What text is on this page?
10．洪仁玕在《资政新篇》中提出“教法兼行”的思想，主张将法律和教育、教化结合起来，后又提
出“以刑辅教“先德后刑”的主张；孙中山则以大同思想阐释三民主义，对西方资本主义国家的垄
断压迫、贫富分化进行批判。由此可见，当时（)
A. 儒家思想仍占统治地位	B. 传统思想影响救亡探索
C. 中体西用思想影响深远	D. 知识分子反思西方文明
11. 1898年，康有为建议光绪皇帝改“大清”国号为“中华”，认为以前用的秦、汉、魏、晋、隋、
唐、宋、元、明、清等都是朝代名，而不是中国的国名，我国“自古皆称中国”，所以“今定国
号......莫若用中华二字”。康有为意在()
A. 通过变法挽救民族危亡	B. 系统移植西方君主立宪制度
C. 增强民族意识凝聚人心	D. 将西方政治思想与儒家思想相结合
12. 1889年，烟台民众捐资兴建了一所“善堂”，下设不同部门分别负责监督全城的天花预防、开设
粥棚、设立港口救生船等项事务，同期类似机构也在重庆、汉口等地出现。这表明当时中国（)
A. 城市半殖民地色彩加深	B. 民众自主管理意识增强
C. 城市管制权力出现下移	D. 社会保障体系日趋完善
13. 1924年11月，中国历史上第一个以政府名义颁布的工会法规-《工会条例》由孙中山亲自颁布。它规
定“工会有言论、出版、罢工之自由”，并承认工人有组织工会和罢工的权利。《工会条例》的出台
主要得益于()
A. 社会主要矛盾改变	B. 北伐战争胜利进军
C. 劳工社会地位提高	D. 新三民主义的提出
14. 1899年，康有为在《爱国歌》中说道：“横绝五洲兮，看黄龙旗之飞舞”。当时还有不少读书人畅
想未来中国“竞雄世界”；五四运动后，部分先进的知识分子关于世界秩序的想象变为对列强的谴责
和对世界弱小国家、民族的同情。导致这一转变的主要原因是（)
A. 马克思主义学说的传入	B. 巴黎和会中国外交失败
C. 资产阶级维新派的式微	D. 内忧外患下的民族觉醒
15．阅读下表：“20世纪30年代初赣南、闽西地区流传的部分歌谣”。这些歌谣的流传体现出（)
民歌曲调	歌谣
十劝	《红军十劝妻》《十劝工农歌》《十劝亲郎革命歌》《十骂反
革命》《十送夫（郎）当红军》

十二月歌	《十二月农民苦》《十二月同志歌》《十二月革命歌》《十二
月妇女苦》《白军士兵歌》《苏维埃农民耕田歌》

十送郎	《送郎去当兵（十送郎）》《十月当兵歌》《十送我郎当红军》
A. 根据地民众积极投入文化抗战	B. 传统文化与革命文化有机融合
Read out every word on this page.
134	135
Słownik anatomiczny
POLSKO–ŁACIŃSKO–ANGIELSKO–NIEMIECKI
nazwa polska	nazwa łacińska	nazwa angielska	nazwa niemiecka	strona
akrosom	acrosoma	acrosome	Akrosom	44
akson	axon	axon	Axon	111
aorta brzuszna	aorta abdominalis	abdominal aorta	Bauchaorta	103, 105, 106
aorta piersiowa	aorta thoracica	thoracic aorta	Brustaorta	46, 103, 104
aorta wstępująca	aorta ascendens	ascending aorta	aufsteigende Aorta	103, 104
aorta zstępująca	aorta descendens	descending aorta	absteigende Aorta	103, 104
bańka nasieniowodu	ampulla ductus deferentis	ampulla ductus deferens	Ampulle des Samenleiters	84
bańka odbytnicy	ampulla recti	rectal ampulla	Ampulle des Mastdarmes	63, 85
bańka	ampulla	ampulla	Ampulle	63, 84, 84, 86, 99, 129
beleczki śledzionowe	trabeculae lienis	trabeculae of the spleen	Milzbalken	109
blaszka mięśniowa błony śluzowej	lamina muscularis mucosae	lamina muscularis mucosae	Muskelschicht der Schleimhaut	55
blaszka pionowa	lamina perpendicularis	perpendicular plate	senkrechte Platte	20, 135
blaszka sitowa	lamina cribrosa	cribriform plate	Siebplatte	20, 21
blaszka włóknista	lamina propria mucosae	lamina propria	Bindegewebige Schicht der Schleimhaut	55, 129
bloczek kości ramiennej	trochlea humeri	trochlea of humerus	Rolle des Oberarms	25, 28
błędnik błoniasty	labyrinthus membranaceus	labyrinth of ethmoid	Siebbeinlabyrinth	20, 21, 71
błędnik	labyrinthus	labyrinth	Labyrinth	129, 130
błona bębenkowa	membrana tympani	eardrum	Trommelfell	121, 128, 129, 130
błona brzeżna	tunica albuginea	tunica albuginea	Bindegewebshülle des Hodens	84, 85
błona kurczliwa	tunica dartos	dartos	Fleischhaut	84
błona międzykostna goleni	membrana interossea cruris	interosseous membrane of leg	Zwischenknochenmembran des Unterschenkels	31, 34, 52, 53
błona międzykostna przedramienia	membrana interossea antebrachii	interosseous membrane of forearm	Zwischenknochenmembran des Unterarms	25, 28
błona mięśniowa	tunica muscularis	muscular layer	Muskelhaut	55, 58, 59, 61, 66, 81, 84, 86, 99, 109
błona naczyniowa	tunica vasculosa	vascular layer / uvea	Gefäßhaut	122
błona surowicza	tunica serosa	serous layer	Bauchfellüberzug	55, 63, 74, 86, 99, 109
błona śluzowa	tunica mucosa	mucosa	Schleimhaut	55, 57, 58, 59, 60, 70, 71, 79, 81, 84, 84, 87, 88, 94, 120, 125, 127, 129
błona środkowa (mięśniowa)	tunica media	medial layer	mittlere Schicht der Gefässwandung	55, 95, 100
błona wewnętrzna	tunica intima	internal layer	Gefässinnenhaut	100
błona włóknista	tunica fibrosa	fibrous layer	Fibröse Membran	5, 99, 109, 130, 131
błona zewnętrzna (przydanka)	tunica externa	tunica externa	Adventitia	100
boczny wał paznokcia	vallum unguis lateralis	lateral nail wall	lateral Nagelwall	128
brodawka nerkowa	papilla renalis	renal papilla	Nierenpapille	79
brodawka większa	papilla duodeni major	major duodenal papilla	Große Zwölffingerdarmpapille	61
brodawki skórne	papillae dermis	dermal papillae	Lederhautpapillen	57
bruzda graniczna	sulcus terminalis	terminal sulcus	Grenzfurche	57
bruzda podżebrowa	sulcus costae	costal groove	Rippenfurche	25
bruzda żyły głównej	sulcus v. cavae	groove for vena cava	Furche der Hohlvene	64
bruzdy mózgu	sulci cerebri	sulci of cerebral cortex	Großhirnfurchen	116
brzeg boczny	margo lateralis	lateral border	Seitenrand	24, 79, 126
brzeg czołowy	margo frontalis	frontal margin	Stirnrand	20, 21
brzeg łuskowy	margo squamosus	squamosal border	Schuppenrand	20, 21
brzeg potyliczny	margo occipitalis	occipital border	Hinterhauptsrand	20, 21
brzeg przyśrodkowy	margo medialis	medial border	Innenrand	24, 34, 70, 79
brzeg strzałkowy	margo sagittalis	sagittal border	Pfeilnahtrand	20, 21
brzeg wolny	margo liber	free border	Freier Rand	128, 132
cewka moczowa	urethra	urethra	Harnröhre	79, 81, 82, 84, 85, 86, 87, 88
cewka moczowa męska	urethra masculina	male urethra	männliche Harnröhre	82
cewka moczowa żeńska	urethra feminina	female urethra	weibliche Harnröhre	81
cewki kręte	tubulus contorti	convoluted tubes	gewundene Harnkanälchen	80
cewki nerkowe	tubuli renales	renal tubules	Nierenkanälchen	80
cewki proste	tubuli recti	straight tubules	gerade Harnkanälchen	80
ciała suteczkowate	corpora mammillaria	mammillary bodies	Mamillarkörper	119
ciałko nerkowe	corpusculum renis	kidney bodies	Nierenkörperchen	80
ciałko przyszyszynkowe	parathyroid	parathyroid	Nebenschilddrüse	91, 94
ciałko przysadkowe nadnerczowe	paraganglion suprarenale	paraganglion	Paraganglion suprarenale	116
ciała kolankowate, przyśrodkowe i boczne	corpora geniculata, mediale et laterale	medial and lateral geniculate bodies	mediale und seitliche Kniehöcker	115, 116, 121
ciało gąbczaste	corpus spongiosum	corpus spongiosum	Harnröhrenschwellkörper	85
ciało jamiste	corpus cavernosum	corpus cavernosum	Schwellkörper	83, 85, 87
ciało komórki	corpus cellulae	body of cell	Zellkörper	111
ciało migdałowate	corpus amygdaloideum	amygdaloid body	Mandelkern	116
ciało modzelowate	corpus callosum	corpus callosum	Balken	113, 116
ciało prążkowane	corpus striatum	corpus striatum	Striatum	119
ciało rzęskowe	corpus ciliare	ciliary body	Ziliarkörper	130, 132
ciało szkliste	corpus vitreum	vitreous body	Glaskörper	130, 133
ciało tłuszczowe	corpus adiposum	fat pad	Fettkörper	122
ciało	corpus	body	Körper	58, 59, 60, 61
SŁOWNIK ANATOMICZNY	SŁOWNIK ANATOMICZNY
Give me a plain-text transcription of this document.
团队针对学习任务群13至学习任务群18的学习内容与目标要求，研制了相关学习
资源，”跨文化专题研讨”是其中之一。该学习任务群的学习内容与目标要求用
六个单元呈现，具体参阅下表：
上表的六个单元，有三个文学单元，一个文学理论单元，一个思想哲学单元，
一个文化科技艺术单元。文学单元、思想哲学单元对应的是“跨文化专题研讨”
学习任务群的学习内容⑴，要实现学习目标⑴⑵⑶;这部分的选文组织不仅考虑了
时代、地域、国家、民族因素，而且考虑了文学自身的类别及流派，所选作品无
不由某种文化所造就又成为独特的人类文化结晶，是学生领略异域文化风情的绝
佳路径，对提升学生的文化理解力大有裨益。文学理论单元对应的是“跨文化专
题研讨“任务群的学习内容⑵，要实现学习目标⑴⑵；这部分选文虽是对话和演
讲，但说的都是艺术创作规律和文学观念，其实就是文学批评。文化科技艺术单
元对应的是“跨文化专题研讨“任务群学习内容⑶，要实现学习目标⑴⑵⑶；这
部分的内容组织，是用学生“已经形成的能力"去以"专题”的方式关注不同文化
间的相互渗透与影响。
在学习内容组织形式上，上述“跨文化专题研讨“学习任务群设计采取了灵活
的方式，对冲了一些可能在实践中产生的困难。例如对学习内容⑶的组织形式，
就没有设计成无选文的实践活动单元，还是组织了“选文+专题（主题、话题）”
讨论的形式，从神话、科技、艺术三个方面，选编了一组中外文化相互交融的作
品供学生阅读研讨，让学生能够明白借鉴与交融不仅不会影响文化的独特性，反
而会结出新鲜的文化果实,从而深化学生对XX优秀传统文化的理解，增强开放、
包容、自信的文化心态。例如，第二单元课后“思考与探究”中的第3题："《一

# # #

▸ Stated goal
Make an exact copy of every line from the one with "Give me a plain-text" to the end of the data, with the first and last of those lines included.

▸ Answer to the problem
Give me a plain-text transcription of this document.
团队针对学习任务群13至学习任务群18的学习内容与目标要求，研制了相关学习
资源，”跨文化专题研讨”是其中之一。该学习任务群的学习内容与目标要求用
六个单元呈现，具体参阅下表：
上表的六个单元，有三个文学单元，一个文学理论单元，一个思想哲学单元，
一个文化科技艺术单元。文学单元、思想哲学单元对应的是“跨文化专题研讨”
学习任务群的学习内容⑴，要实现学习目标⑴⑵⑶;这部分的选文组织不仅考虑了
时代、地域、国家、民族因素，而且考虑了文学自身的类别及流派，所选作品无
不由某种文化所造就又成为独特的人类文化结晶，是学生领略异域文化风情的绝
佳路径，对提升学生的文化理解力大有裨益。文学理论单元对应的是“跨文化专
题研讨“任务群的学习内容⑵，要实现学习目标⑴⑵；这部分选文虽是对话和演
讲，但说的都是艺术创作规律和文学观念，其实就是文学批评。文化科技艺术单
元对应的是“跨文化专题研讨“任务群学习内容⑶，要实现学习目标⑴⑵⑶；这
部分的内容组织，是用学生“已经形成的能力"去以"专题”的方式关注不同文化
间的相互渗透与影响。
在学习内容组织形式上，上述“跨文化专题研讨“学习任务群设计采取了灵活
的方式，对冲了一些可能在实践中产生的困难。例如对学习内容⑶的组织形式，
就没有设计成无选文的实践活动单元，还是组织了“选文+专题（主题、话题）”
讨论的形式，从神话、科技、艺术三个方面，选编了一组中外文化相互交融的作
品供学生阅读研讨，让学生能够明白借鉴与交融不仅不会影响文化的独特性，反
而会结出新鲜的文化果实,从而深化学生对XX优秀传统文化的理解，增强开放、
包容、自信的文化心态。例如，第二单元课后“思考与探究”中的第3题："《一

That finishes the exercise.